> **Description of the task**: Reading down the listing below, count the lines where the word "变更或消灭" shows up, then give only that count.

> **Record list**:

## BEGIN

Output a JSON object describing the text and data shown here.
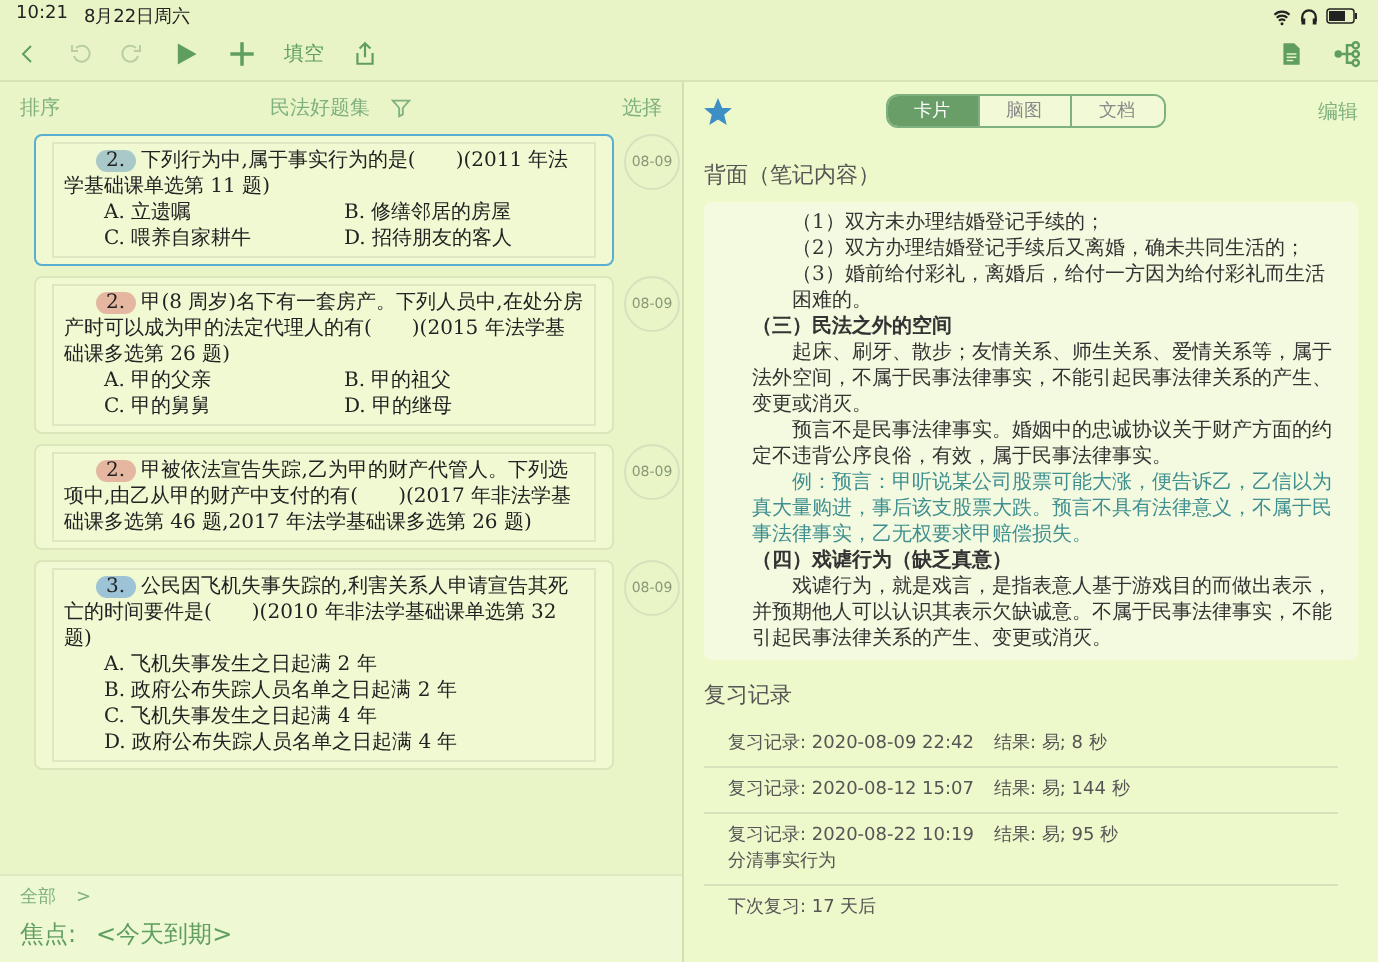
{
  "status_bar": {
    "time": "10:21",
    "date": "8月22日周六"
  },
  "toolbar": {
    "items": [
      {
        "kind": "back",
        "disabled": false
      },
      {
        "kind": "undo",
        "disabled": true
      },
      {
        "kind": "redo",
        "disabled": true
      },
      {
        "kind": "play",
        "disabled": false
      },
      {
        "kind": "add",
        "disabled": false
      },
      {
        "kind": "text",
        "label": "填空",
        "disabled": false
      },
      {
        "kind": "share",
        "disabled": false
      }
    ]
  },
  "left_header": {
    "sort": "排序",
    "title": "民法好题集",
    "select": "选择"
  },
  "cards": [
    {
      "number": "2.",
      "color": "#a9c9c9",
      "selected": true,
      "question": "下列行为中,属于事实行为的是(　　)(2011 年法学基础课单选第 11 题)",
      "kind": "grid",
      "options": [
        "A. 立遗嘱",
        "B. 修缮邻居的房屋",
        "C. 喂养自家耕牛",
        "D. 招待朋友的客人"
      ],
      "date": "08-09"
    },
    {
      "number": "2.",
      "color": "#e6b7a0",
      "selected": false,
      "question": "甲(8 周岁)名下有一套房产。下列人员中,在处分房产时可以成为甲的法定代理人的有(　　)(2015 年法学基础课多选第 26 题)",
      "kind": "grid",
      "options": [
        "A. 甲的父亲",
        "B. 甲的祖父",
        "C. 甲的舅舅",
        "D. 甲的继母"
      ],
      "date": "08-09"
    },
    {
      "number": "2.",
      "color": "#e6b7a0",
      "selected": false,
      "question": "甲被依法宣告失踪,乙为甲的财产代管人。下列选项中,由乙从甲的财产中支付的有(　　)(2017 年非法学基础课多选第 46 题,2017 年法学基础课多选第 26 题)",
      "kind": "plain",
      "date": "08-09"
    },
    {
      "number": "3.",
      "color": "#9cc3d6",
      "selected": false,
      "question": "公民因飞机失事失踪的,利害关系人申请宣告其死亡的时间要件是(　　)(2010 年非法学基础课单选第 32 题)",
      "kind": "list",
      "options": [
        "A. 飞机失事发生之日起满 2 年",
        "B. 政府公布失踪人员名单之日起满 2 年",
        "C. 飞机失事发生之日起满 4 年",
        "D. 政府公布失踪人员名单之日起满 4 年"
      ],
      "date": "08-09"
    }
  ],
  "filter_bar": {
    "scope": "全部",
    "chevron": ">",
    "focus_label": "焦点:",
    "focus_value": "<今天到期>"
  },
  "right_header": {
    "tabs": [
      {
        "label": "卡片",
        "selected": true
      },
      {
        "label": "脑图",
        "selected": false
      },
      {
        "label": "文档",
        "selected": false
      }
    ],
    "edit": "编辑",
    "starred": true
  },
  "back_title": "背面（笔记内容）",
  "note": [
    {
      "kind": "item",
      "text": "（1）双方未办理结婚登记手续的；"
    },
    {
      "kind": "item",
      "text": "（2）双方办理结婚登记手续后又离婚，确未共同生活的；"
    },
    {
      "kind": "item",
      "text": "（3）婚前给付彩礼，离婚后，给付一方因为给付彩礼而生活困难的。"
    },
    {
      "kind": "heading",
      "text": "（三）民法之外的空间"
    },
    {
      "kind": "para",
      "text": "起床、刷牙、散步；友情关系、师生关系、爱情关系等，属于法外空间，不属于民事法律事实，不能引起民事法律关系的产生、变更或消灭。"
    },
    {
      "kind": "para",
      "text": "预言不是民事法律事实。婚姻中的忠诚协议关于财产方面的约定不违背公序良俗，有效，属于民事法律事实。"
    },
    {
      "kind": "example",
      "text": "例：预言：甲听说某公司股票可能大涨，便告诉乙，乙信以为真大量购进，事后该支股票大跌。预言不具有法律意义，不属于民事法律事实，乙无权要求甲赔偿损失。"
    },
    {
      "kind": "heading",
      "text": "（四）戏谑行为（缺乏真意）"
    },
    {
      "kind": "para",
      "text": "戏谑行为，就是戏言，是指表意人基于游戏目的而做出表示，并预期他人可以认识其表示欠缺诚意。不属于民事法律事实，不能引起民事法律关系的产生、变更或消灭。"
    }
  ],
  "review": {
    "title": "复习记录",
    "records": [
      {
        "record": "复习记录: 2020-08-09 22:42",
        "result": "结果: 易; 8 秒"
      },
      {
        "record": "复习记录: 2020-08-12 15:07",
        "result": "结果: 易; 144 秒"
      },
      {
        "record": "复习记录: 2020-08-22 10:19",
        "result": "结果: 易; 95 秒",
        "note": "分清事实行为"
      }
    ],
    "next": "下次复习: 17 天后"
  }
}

## END
## BEGIN

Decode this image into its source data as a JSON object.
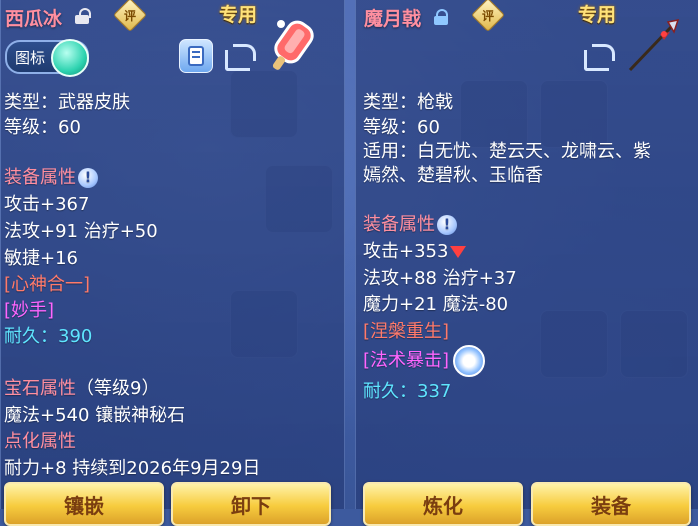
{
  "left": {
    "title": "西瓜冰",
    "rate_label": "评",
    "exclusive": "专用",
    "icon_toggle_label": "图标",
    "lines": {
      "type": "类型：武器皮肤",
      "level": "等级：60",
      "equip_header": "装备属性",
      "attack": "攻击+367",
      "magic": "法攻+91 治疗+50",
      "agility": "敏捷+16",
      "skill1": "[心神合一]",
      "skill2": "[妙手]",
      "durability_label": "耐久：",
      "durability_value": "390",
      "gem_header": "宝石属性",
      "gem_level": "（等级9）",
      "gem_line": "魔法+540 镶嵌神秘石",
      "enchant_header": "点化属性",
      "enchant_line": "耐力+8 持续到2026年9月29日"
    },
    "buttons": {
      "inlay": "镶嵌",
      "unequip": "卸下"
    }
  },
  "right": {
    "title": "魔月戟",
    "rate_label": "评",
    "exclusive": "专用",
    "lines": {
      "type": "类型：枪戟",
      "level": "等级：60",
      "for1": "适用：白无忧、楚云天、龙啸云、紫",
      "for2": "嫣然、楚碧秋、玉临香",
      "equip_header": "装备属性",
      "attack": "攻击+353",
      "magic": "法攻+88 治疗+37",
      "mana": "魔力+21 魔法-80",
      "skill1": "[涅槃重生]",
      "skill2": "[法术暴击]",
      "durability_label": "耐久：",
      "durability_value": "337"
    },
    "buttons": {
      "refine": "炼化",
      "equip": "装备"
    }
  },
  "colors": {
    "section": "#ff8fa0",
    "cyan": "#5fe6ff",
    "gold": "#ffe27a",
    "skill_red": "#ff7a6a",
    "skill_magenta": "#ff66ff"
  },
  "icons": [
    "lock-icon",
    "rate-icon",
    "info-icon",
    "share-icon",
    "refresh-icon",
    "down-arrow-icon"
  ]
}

## END
## BEGIN

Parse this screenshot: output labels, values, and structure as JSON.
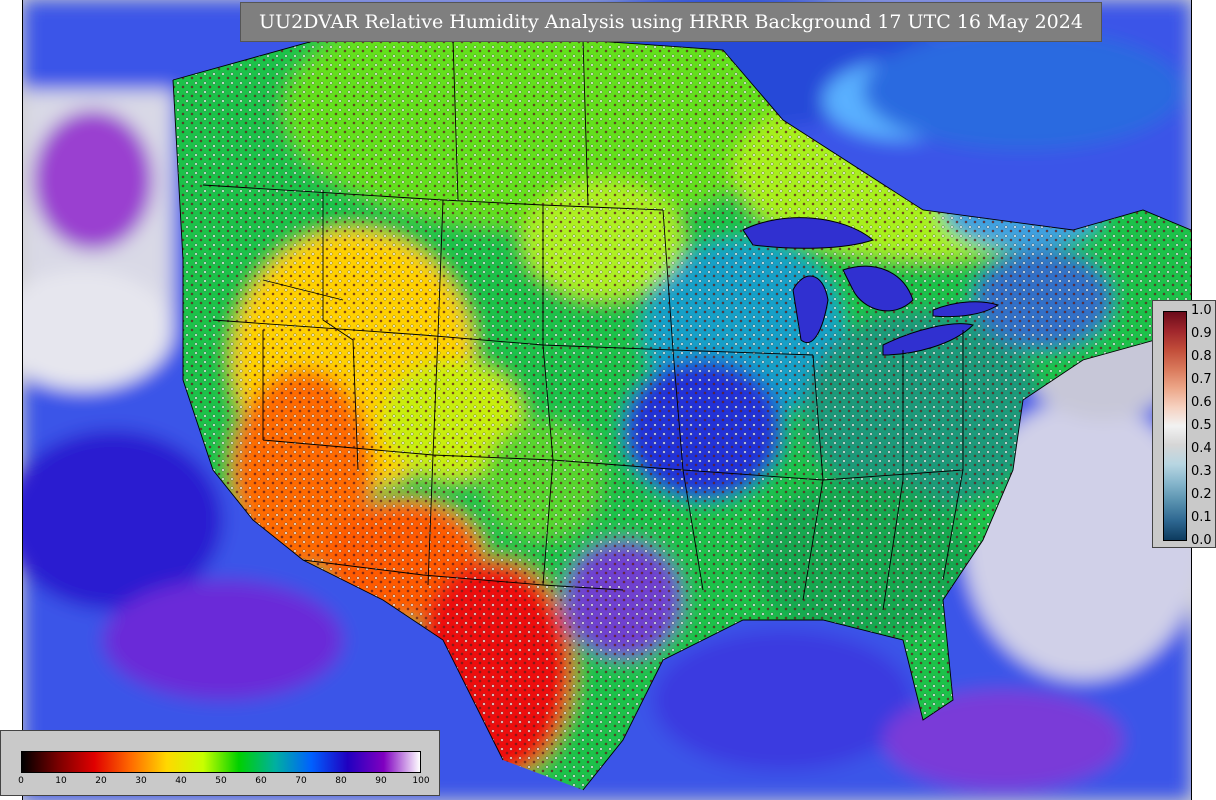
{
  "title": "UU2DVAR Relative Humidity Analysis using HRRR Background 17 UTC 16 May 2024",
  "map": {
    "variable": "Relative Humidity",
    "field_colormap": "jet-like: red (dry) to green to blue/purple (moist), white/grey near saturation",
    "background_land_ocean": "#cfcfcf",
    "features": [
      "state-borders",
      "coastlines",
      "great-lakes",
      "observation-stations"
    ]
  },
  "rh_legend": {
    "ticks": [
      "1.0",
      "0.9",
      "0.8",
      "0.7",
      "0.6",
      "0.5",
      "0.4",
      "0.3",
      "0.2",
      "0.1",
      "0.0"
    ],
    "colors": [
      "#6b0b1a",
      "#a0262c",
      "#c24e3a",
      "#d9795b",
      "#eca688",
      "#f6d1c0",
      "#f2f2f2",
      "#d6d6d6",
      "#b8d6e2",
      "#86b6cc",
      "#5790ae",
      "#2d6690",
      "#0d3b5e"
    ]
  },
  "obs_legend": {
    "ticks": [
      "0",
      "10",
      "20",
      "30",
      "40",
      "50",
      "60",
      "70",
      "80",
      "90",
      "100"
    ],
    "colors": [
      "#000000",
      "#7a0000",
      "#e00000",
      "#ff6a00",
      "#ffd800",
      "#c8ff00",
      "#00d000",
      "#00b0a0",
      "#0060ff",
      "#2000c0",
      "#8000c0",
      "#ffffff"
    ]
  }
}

## END

> **Exercise answer**: 2